-- start of Materials provided --
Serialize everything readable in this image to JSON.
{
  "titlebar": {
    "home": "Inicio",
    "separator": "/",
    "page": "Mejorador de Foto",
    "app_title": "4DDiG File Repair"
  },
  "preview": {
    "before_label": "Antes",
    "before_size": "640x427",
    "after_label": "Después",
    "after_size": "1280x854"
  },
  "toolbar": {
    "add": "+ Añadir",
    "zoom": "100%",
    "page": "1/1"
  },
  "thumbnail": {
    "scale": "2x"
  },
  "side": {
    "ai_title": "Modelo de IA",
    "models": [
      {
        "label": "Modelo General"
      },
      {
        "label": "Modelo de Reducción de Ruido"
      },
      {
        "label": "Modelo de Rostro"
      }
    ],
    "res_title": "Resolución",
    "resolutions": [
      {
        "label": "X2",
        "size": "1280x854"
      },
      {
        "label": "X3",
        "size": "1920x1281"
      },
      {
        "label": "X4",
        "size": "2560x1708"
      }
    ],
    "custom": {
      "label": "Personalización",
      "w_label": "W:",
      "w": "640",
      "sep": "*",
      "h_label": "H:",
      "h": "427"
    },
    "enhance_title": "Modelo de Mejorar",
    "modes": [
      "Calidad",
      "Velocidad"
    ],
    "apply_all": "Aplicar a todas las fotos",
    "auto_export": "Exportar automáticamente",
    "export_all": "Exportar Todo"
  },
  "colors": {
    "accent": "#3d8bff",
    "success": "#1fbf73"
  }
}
-- end of Materials provided --
* **Task goal**
Reproduce every line of the material above exactly.

* **Complete output**
Serialize everything readable in this image to JSON.
{
  "titlebar": {
    "home": "Inicio",
    "separator": "/",
    "page": "Mejorador de Foto",
    "app_title": "4DDiG File Repair"
  },
  "preview": {
    "before_label": "Antes",
    "before_size": "640x427",
    "after_label": "Después",
    "after_size": "1280x854"
  },
  "toolbar": {
    "add": "+ Añadir",
    "zoom": "100%",
    "page": "1/1"
  },
  "thumbnail": {
    "scale": "2x"
  },
  "side": {
    "ai_title": "Modelo de IA",
    "models": [
      {
        "label": "Modelo General"
      },
      {
        "label": "Modelo de Reducción de Ruido"
      },
      {
        "label": "Modelo de Rostro"
      }
    ],
    "res_title": "Resolución",
    "resolutions": [
      {
        "label": "X2",
        "size": "1280x854"
      },
      {
        "label": "X3",
        "size": "1920x1281"
      },
      {
        "label": "X4",
        "size": "2560x1708"
      }
    ],
    "custom": {
      "label": "Personalización",
      "w_label": "W:",
      "w": "640",
      "sep": "*",
      "h_label": "H:",
      "h": "427"
    },
    "enhance_title": "Modelo de Mejorar",
    "modes": [
      "Calidad",
      "Velocidad"
    ],
    "apply_all": "Aplicar a todas las fotos",
    "auto_export": "Exportar automáticamente",
    "export_all": "Exportar Todo"
  },
  "colors": {
    "accent": "#3d8bff",
    "success": "#1fbf73"
  }
}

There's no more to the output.